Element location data
*-*-*
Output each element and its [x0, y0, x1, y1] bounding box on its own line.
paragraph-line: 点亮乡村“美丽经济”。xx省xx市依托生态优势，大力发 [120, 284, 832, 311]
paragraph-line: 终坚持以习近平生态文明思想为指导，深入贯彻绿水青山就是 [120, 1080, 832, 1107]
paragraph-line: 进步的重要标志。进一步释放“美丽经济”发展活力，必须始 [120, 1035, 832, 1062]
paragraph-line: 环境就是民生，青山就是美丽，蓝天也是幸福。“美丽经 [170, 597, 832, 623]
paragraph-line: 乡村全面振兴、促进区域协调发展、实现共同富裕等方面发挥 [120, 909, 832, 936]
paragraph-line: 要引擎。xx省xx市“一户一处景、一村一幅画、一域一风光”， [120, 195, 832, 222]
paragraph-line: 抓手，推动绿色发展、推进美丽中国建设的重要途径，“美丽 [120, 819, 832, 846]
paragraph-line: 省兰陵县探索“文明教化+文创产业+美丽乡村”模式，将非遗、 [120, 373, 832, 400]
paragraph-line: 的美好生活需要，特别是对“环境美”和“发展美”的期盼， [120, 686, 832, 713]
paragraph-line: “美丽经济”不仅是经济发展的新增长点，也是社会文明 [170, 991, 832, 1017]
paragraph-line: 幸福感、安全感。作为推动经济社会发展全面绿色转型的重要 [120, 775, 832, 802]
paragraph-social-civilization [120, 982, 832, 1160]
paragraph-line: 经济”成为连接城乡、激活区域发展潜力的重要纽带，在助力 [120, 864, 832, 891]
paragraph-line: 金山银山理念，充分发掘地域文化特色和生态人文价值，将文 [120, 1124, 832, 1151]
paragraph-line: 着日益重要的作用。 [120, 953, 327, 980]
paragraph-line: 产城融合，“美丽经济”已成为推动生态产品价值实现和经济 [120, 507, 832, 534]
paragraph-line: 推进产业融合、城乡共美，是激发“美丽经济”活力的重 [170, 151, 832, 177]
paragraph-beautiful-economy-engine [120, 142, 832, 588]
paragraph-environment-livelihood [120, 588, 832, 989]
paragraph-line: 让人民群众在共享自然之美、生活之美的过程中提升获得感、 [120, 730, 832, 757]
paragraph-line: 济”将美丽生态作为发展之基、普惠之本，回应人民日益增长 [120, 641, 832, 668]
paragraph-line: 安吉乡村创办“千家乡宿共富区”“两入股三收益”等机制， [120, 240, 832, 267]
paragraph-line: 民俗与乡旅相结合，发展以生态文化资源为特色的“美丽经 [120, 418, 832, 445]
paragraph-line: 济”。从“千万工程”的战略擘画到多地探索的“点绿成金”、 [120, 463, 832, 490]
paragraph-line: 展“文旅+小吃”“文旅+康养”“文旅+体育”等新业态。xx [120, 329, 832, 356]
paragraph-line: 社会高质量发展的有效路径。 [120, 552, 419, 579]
*-*-*
_INSTRUCTION_:
Can you repeat the data above, from its first line through the line containing "paragraph-social-civilization [120, 982, 832, 1160]"?

_EXPECTED OUTPUT_:
Output each element and its [x0, y0, x1, y1] bounding box on its own line.
paragraph-line: 点亮乡村“美丽经济”。xx省xx市依托生态优势，大力发 [120, 284, 832, 311]
paragraph-line: 终坚持以习近平生态文明思想为指导，深入贯彻绿水青山就是 [120, 1080, 832, 1107]
paragraph-line: 进步的重要标志。进一步释放“美丽经济”发展活力，必须始 [120, 1035, 832, 1062]
paragraph-line: 环境就是民生，青山就是美丽，蓝天也是幸福。“美丽经 [170, 597, 832, 623]
paragraph-line: 乡村全面振兴、促进区域协调发展、实现共同富裕等方面发挥 [120, 909, 832, 936]
paragraph-line: 要引擎。xx省xx市“一户一处景、一村一幅画、一域一风光”， [120, 195, 832, 222]
paragraph-line: 抓手，推动绿色发展、推进美丽中国建设的重要途径，“美丽 [120, 819, 832, 846]
paragraph-line: 省兰陵县探索“文明教化+文创产业+美丽乡村”模式，将非遗、 [120, 373, 832, 400]
paragraph-line: 的美好生活需要，特别是对“环境美”和“发展美”的期盼， [120, 686, 832, 713]
paragraph-line: “美丽经济”不仅是经济发展的新增长点，也是社会文明 [170, 991, 832, 1017]
paragraph-line: 幸福感、安全感。作为推动经济社会发展全面绿色转型的重要 [120, 775, 832, 802]
paragraph-social-civilization [120, 982, 832, 1160]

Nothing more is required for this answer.